Search the data for the word "driva". Reproduce every line where it is found.

Input records -
▬▬▬▬▬▬▬▬▬▬
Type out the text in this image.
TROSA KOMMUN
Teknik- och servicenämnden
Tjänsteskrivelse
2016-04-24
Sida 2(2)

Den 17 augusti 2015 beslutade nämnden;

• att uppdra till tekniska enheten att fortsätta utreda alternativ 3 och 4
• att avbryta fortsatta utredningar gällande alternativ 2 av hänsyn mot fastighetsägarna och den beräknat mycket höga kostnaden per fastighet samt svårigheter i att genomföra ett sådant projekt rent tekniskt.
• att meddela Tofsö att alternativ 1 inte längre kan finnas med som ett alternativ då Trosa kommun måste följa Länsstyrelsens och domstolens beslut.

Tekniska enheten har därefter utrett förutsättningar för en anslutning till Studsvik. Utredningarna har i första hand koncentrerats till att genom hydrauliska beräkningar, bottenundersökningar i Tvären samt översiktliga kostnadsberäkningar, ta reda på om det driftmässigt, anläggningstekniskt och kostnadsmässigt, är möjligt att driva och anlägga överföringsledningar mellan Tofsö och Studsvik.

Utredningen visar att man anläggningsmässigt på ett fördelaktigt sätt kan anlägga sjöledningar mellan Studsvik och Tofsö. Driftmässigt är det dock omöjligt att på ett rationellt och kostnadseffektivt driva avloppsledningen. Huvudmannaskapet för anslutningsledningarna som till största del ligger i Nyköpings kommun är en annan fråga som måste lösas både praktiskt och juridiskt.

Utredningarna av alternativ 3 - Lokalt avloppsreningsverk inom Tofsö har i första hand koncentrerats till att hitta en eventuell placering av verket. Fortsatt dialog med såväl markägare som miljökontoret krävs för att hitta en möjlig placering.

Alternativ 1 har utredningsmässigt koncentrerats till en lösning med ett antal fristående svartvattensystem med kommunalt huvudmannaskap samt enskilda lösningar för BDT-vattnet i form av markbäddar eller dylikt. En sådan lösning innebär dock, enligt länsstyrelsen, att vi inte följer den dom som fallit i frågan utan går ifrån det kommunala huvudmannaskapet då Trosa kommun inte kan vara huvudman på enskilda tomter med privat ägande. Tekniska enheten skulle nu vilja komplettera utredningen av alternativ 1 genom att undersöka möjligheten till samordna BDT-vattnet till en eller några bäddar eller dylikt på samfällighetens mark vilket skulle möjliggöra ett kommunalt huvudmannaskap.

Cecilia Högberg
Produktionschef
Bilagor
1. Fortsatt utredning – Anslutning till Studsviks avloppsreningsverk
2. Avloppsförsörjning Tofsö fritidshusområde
▬▬▬▬▬▬▬▬▬▬
Answer to the problem -
Tekniska enheten har därefter utrett förutsättningar för en anslutning till Studsvik. Utredningarna har i första hand koncentrerats till att genom hydrauliska beräkningar, bottenundersökningar i Tvären samt översiktliga kostnadsberäkningar, ta reda på om det driftmässigt, anläggningstekniskt och kostnadsmässigt, är möjligt att driva och anlägga överföringsledningar mellan Tofsö och Studsvik.
Utredningen visar att man anläggningsmässigt på ett fördelaktigt sätt kan anlägga sjöledningar mellan Studsvik och Tofsö. Driftmässigt är det dock omöjligt att på ett rationellt och kostnadseffektivt driva avloppsledningen. Huvudmannaskapet för anslutningsledningarna som till största del ligger i Nyköpings kommun är en annan fråga som måste lösas både praktiskt och juridiskt.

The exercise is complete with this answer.